━━━━━ Supplied material

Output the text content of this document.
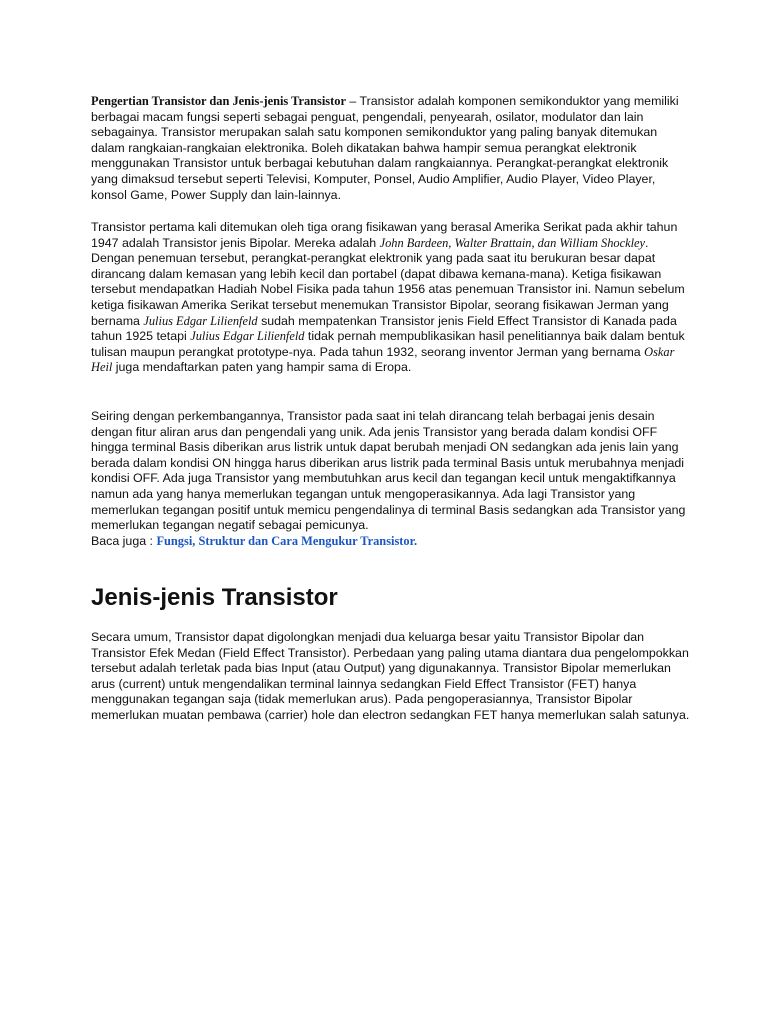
Pengertian Transistor dan Jenis-jenis Transistor – Transistor adalah komponen semikonduktor yang memiliki berbagai macam fungsi seperti sebagai penguat, pengendali, penyearah, osilator, modulator dan lain sebagainya. Transistor merupakan salah satu komponen semikonduktor yang paling banyak ditemukan dalam rangkaian-rangkaian elektronika. Boleh dikatakan bahwa hampir semua perangkat elektronik menggunakan Transistor untuk berbagai kebutuhan dalam rangkaiannya. Perangkat-perangkat elektronik yang dimaksud tersebut seperti Televisi, Komputer, Ponsel, Audio Amplifier, Audio Player, Video Player, konsol Game, Power Supply dan lain-lainnya.

Transistor pertama kali ditemukan oleh tiga orang fisikawan yang berasal Amerika Serikat pada akhir tahun 1947 adalah Transistor jenis Bipolar. Mereka adalah John Bardeen, Walter Brattain, dan William Shockley. Dengan penemuan tersebut, perangkat-perangkat elektronik yang pada saat itu berukuran besar dapat dirancang dalam kemasan yang lebih kecil dan portabel (dapat dibawa kemana-mana). Ketiga fisikawan tersebut mendapatkan Hadiah Nobel Fisika pada tahun 1956 atas penemuan Transistor ini. Namun sebelum ketiga fisikawan Amerika Serikat tersebut menemukan Transistor Bipolar, seorang fisikawan Jerman yang bernama Julius Edgar Lilienfeld sudah mempatenkan Transistor jenis Field Effect Transistor di Kanada pada tahun 1925 tetapi Julius Edgar Lilienfeld tidak pernah mempublikasikan hasil penelitiannya baik dalam bentuk tulisan maupun perangkat prototype-nya. Pada tahun 1932, seorang inventor Jerman yang bernama Oskar Heil juga mendaftarkan paten yang hampir sama di Eropa.

Seiring dengan perkembangannya, Transistor pada saat ini telah dirancang telah berbagai jenis desain dengan fitur aliran arus dan pengendali yang unik. Ada jenis Transistor yang berada dalam kondisi OFF hingga terminal Basis diberikan arus listrik untuk dapat berubah menjadi ON sedangkan ada jenis lain yang berada dalam kondisi ON hingga harus diberikan arus listrik pada terminal Basis untuk merubahnya menjadi kondisi OFF. Ada juga Transistor yang membutuhkan arus kecil dan tegangan kecil untuk mengaktifkannya namun ada yang hanya memerlukan tegangan untuk mengoperasikannya. Ada lagi Transistor yang memerlukan tegangan positif untuk memicu pengendalinya di terminal Basis sedangkan ada Transistor yang memerlukan tegangan negatif sebagai pemicunya.
Baca juga : Fungsi, Struktur dan Cara Mengukur Transistor.

Jenis-jenis Transistor

Secara umum, Transistor dapat digolongkan menjadi dua keluarga besar yaitu Transistor Bipolar dan Transistor Efek Medan (Field Effect Transistor). Perbedaan yang paling utama diantara dua pengelompokkan tersebut adalah terletak pada bias Input (atau Output) yang digunakannya. Transistor Bipolar memerlukan arus (current) untuk mengendalikan terminal lainnya sedangkan Field Effect Transistor (FET) hanya menggunakan tegangan saja (tidak memerlukan arus). Pada pengoperasiannya, Transistor Bipolar memerlukan muatan pembawa (carrier) hole dan electron sedangkan FET hanya memerlukan salah satunya.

━━━━━━━━━━

Job:
Reproduce the records, all of them, word for word; omit the pictures.

Exercise output:
Output the text content of this document.
Pengertian Transistor dan Jenis-jenis Transistor – Transistor adalah komponen semikonduktor yang memiliki berbagai macam fungsi seperti sebagai penguat, pengendali, penyearah, osilator, modulator dan lain sebagainya. Transistor merupakan salah satu komponen semikonduktor yang paling banyak ditemukan dalam rangkaian-rangkaian elektronika. Boleh dikatakan bahwa hampir semua perangkat elektronik menggunakan Transistor untuk berbagai kebutuhan dalam rangkaiannya. Perangkat-perangkat elektronik yang dimaksud tersebut seperti Televisi, Komputer, Ponsel, Audio Amplifier, Audio Player, Video Player, konsol Game, Power Supply dan lain-lainnya.

Transistor pertama kali ditemukan oleh tiga orang fisikawan yang berasal Amerika Serikat pada akhir tahun 1947 adalah Transistor jenis Bipolar. Mereka adalah John Bardeen, Walter Brattain, dan William Shockley. Dengan penemuan tersebut, perangkat-perangkat elektronik yang pada saat itu berukuran besar dapat dirancang dalam kemasan yang lebih kecil dan portabel (dapat dibawa kemana-mana). Ketiga fisikawan tersebut mendapatkan Hadiah Nobel Fisika pada tahun 1956 atas penemuan Transistor ini. Namun sebelum ketiga fisikawan Amerika Serikat tersebut menemukan Transistor Bipolar, seorang fisikawan Jerman yang bernama Julius Edgar Lilienfeld sudah mempatenkan Transistor jenis Field Effect Transistor di Kanada pada tahun 1925 tetapi Julius Edgar Lilienfeld tidak pernah mempublikasikan hasil penelitiannya baik dalam bentuk tulisan maupun perangkat prototype-nya. Pada tahun 1932, seorang inventor Jerman yang bernama Oskar Heil juga mendaftarkan paten yang hampir sama di Eropa.

Seiring dengan perkembangannya, Transistor pada saat ini telah dirancang telah berbagai jenis desain dengan fitur aliran arus dan pengendali yang unik. Ada jenis Transistor yang berada dalam kondisi OFF hingga terminal Basis diberikan arus listrik untuk dapat berubah menjadi ON sedangkan ada jenis lain yang berada dalam kondisi ON hingga harus diberikan arus listrik pada terminal Basis untuk merubahnya menjadi kondisi OFF. Ada juga Transistor yang membutuhkan arus kecil dan tegangan kecil untuk mengaktifkannya namun ada yang hanya memerlukan tegangan untuk mengoperasikannya. Ada lagi Transistor yang memerlukan tegangan positif untuk memicu pengendalinya di terminal Basis sedangkan ada Transistor yang memerlukan tegangan negatif sebagai pemicunya.
Baca juga : Fungsi, Struktur dan Cara Mengukur Transistor.

Jenis-jenis Transistor

Secara umum, Transistor dapat digolongkan menjadi dua keluarga besar yaitu Transistor Bipolar dan Transistor Efek Medan (Field Effect Transistor). Perbedaan yang paling utama diantara dua pengelompokkan tersebut adalah terletak pada bias Input (atau Output) yang digunakannya. Transistor Bipolar memerlukan arus (current) untuk mengendalikan terminal lainnya sedangkan Field Effect Transistor (FET) hanya menggunakan tegangan saja (tidak memerlukan arus). Pada pengoperasiannya, Transistor Bipolar memerlukan muatan pembawa (carrier) hole dan electron sedangkan FET hanya memerlukan salah satunya.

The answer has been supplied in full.